** Provided data **
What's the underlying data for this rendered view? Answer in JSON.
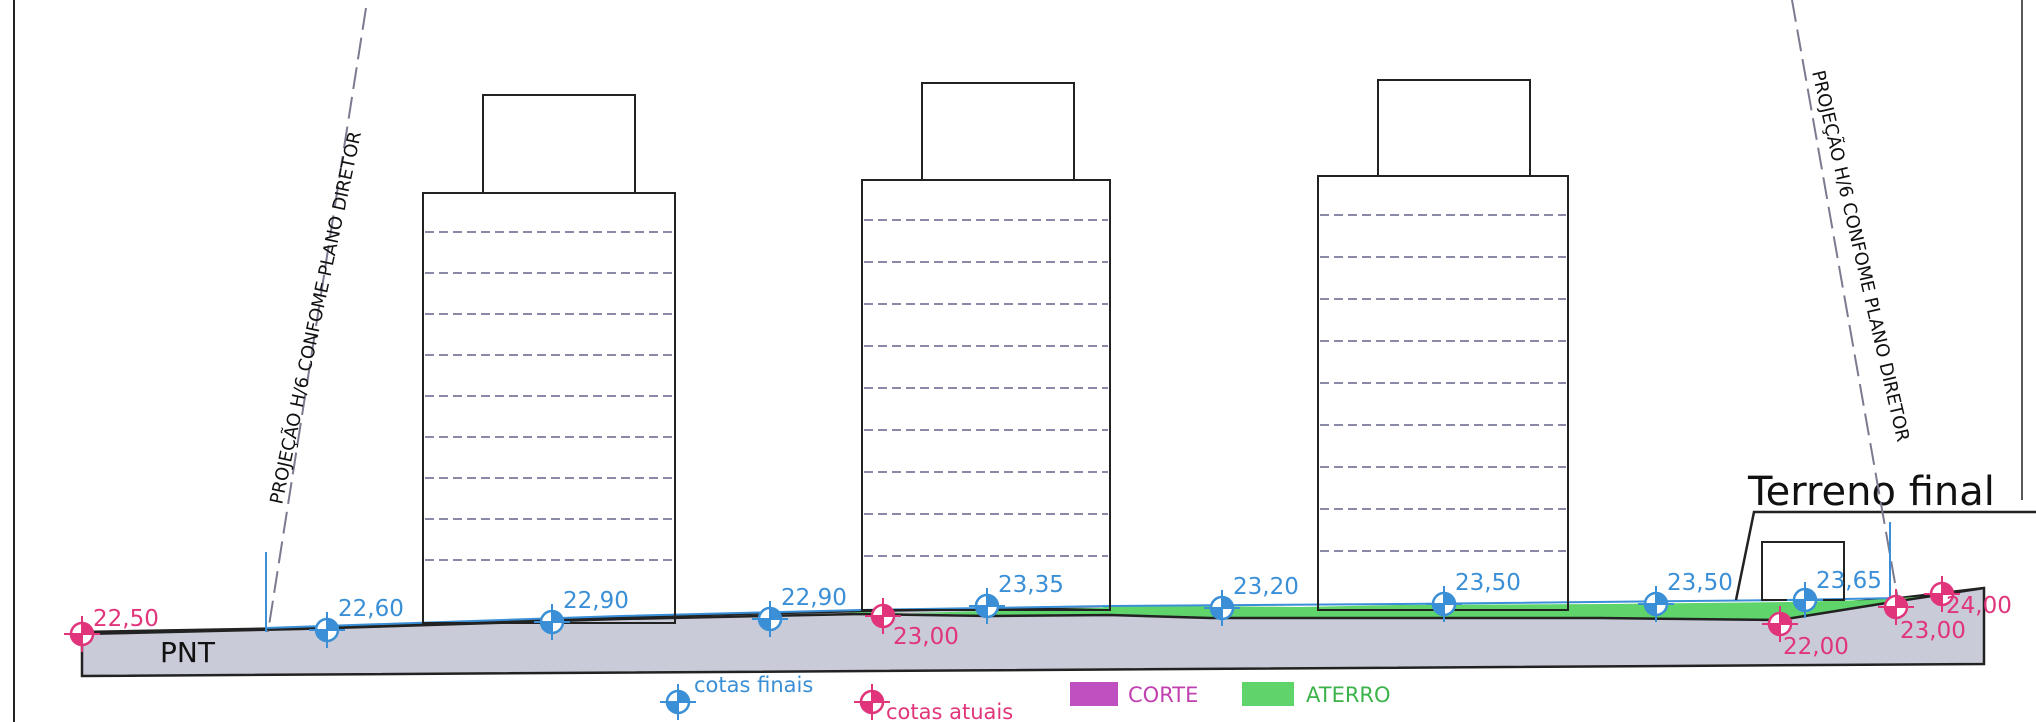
{
  "labels": {
    "projection_left": "PROJEÇÃO H/6 CONFOME PLANO DIRETOR",
    "projection_right": "PROJEÇÃO H/6 CONFOME PLANO DIRETOR",
    "terrain_final": "Terreno final",
    "pnt": "PNT"
  },
  "elevations": {
    "final": [
      "22,60",
      "22,90",
      "22,90",
      "23,35",
      "23,20",
      "23,50",
      "23,50",
      "23,65"
    ],
    "current": [
      "22,50",
      "23,00",
      "22,00",
      "23,00",
      "24,00"
    ]
  },
  "legend": {
    "finals": "cotas finais",
    "currents": "cotas atuais",
    "cut": "CORTE",
    "fill": "ATERRO"
  },
  "colors": {
    "final_marker": "#3a8fd6",
    "current_marker": "#e0357a",
    "cut": "#c050c0",
    "fill": "#5ed46a",
    "ground": "#c9ccd8",
    "floor_lines": "#8a8aa8"
  }
}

** Directions for this task **
Your task is an exact transcription of all the data, minus the pictures.

** Output of the task **
What's the underlying data for this rendered view? Answer in JSON.
{
  "labels": {
    "projection_left": "PROJEÇÃO H/6 CONFOME PLANO DIRETOR",
    "projection_right": "PROJEÇÃO H/6 CONFOME PLANO DIRETOR",
    "terrain_final": "Terreno final",
    "pnt": "PNT"
  },
  "elevations": {
    "final": [
      "22,60",
      "22,90",
      "22,90",
      "23,35",
      "23,20",
      "23,50",
      "23,50",
      "23,65"
    ],
    "current": [
      "22,50",
      "23,00",
      "22,00",
      "23,00",
      "24,00"
    ]
  },
  "legend": {
    "finals": "cotas finais",
    "currents": "cotas atuais",
    "cut": "CORTE",
    "fill": "ATERRO"
  },
  "colors": {
    "final_marker": "#3a8fd6",
    "current_marker": "#e0357a",
    "cut": "#c050c0",
    "fill": "#5ed46a",
    "ground": "#c9ccd8",
    "floor_lines": "#8a8aa8"
  }
}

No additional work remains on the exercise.